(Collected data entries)
——
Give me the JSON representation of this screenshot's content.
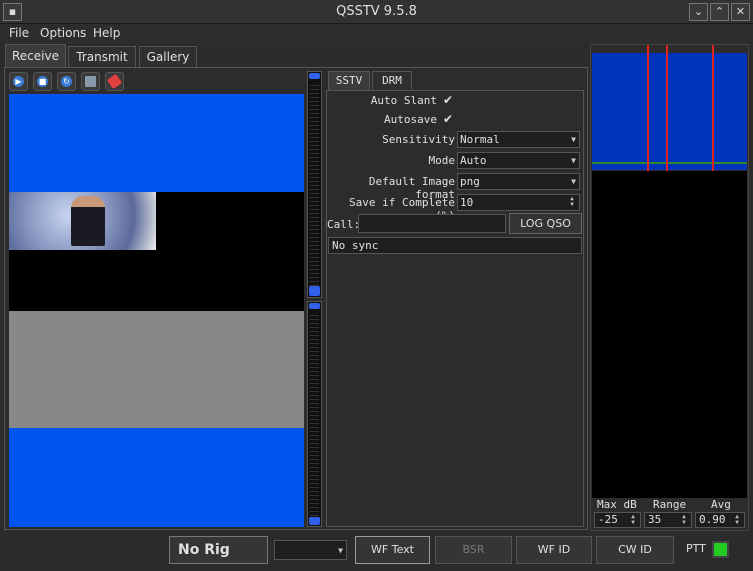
{
  "window": {
    "title": "QSSTV 9.5.8",
    "sys_menu": "▪",
    "min": "⌄",
    "max": "⌃",
    "close": "✕"
  },
  "menu": [
    "File",
    "Options",
    "Help"
  ],
  "tabs": [
    "Receive",
    "Transmit",
    "Gallery"
  ],
  "toolbar_icons": [
    "play-icon",
    "stop-icon",
    "refresh-icon",
    "save-icon",
    "erase-icon"
  ],
  "sstv": {
    "tabs": [
      "SSTV",
      "DRM"
    ],
    "auto_slant_label": "Auto Slant",
    "auto_slant_checked": "✔",
    "autosave_label": "Autosave",
    "autosave_checked": "✔",
    "sensitivity_label": "Sensitivity",
    "sensitivity_value": "Normal",
    "mode_label": "Mode",
    "mode_value": "Auto",
    "image_format_label": "Default Image format",
    "image_format_value": "png",
    "save_complete_label": "Save if Complete (%)",
    "save_complete_value": "10",
    "call_label": "Call:",
    "call_value": "",
    "log_qso_label": "LOG QSO",
    "status_text": "No sync"
  },
  "waterfall": {
    "max_db_label": "Max dB",
    "range_label": "Range",
    "avg_label": "Avg",
    "max_db_value": "-25",
    "range_value": "35",
    "avg_value": "0.90"
  },
  "bottom": {
    "rig_label": "No Rig",
    "wf_text_label": "WF Text",
    "bsr_label": "BSR",
    "wf_id_label": "WF ID",
    "cw_id_label": "CW ID",
    "ptt_label": "PTT"
  },
  "colors": {
    "image_blue": "#0055ee",
    "image_gray": "#888888",
    "ptt_on": "#22cc22",
    "wf_marker": "#dd2222"
  }
}
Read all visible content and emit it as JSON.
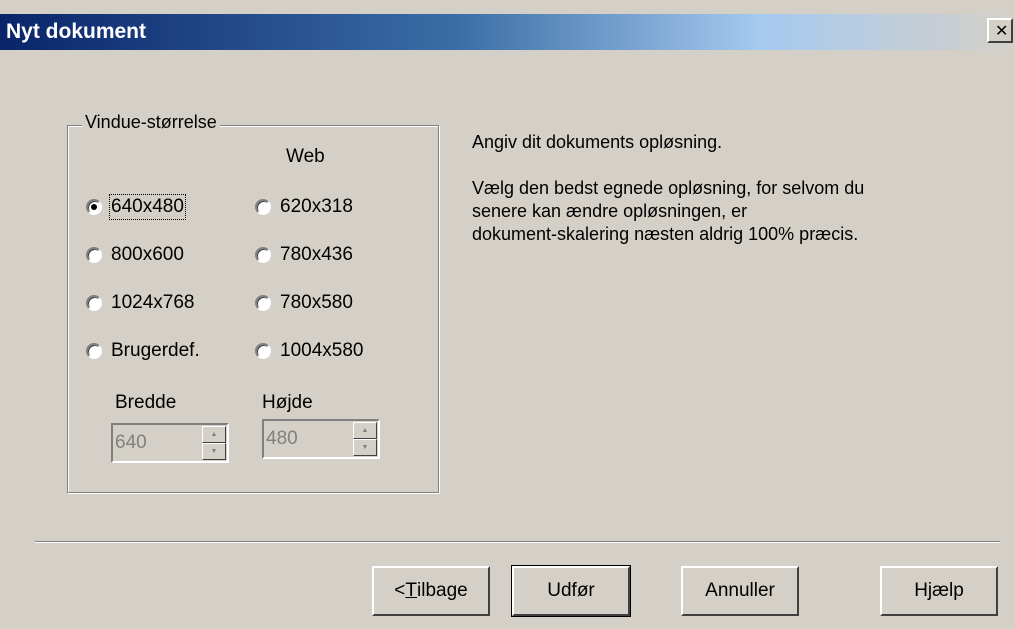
{
  "window": {
    "title": "Nyt dokument",
    "close_glyph": "✕"
  },
  "group": {
    "legend": "Vindue-størrelse",
    "web_label": "Web",
    "options_left": [
      {
        "label": "640x480",
        "selected": true
      },
      {
        "label": "800x600",
        "selected": false
      },
      {
        "label": "1024x768",
        "selected": false
      },
      {
        "label": "Brugerdef.",
        "selected": false
      }
    ],
    "options_right": [
      {
        "label": "620x318",
        "selected": false
      },
      {
        "label": "780x436",
        "selected": false
      },
      {
        "label": "780x580",
        "selected": false
      },
      {
        "label": "1004x580",
        "selected": false
      }
    ],
    "width_label": "Bredde",
    "width_value": "640",
    "height_label": "Højde",
    "height_value": "480"
  },
  "description": {
    "line1": "Angiv dit dokuments opløsning.",
    "line2": "Vælg den bedst egnede opløsning, for selvom du",
    "line3": "senere kan ændre opløsningen, er",
    "line4": "dokument-skalering næsten aldrig 100% præcis."
  },
  "buttons": {
    "back_prefix": "< ",
    "back_underlined": "T",
    "back_rest": "ilbage",
    "finish": "Udfør",
    "cancel": "Annuller",
    "help": "Hjælp"
  },
  "icons": {
    "close": "close-icon",
    "spin_up": "up-arrow-icon",
    "spin_down": "down-arrow-icon"
  }
}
——
Reproduce the material word for word. Any pictures should be left out of the copy.

Give me the JSON representation of this screenshot's content.
{
  "window": {
    "title": "QSSTV 9.5.8",
    "sys_menu": "▪",
    "min": "⌄",
    "max": "⌃",
    "close": "✕"
  },
  "menu": [
    "File",
    "Options",
    "Help"
  ],
  "tabs": [
    "Receive",
    "Transmit",
    "Gallery"
  ],
  "toolbar_icons": [
    "play-icon",
    "stop-icon",
    "refresh-icon",
    "save-icon",
    "erase-icon"
  ],
  "sstv": {
    "tabs": [
      "SSTV",
      "DRM"
    ],
    "auto_slant_label": "Auto Slant",
    "auto_slant_checked": "✔",
    "autosave_label": "Autosave",
    "autosave_checked": "✔",
    "sensitivity_label": "Sensitivity",
    "sensitivity_value": "Normal",
    "mode_label": "Mode",
    "mode_value": "Auto",
    "image_format_label": "Default Image format",
    "image_format_value": "png",
    "save_complete_label": "Save if Complete (%)",
    "save_complete_value": "10",
    "call_label": "Call:",
    "call_value": "",
    "log_qso_label": "LOG QSO",
    "status_text": "No sync"
  },
  "waterfall": {
    "max_db_label": "Max dB",
    "range_label": "Range",
    "avg_label": "Avg",
    "max_db_value": "-25",
    "range_value": "35",
    "avg_value": "0.90"
  },
  "bottom": {
    "rig_label": "No Rig",
    "wf_text_label": "WF Text",
    "bsr_label": "BSR",
    "wf_id_label": "WF ID",
    "cw_id_label": "CW ID",
    "ptt_label": "PTT"
  },
  "colors": {
    "image_blue": "#0055ee",
    "image_gray": "#888888",
    "ptt_on": "#22cc22",
    "wf_marker": "#dd2222"
  }
}
Read all visible content and emit it as JSON.
{
  "window": {
    "title": "Nyt dokument",
    "close_glyph": "✕"
  },
  "group": {
    "legend": "Vindue-størrelse",
    "web_label": "Web",
    "options_left": [
      {
        "label": "640x480",
        "selected": true
      },
      {
        "label": "800x600",
        "selected": false
      },
      {
        "label": "1024x768",
        "selected": false
      },
      {
        "label": "Brugerdef.",
        "selected": false
      }
    ],
    "options_right": [
      {
        "label": "620x318",
        "selected": false
      },
      {
        "label": "780x436",
        "selected": false
      },
      {
        "label": "780x580",
        "selected": false
      },
      {
        "label": "1004x580",
        "selected": false
      }
    ],
    "width_label": "Bredde",
    "width_value": "640",
    "height_label": "Højde",
    "height_value": "480"
  },
  "description": {
    "line1": "Angiv dit dokuments opløsning.",
    "line2": "Vælg den bedst egnede opløsning, for selvom du",
    "line3": "senere kan ændre opløsningen, er",
    "line4": "dokument-skalering næsten aldrig 100% præcis."
  },
  "buttons": {
    "back_prefix": "< ",
    "back_underlined": "T",
    "back_rest": "ilbage",
    "finish": "Udfør",
    "cancel": "Annuller",
    "help": "Hjælp"
  },
  "icons": {
    "close": "close-icon",
    "spin_up": "up-arrow-icon",
    "spin_down": "down-arrow-icon"
  }
}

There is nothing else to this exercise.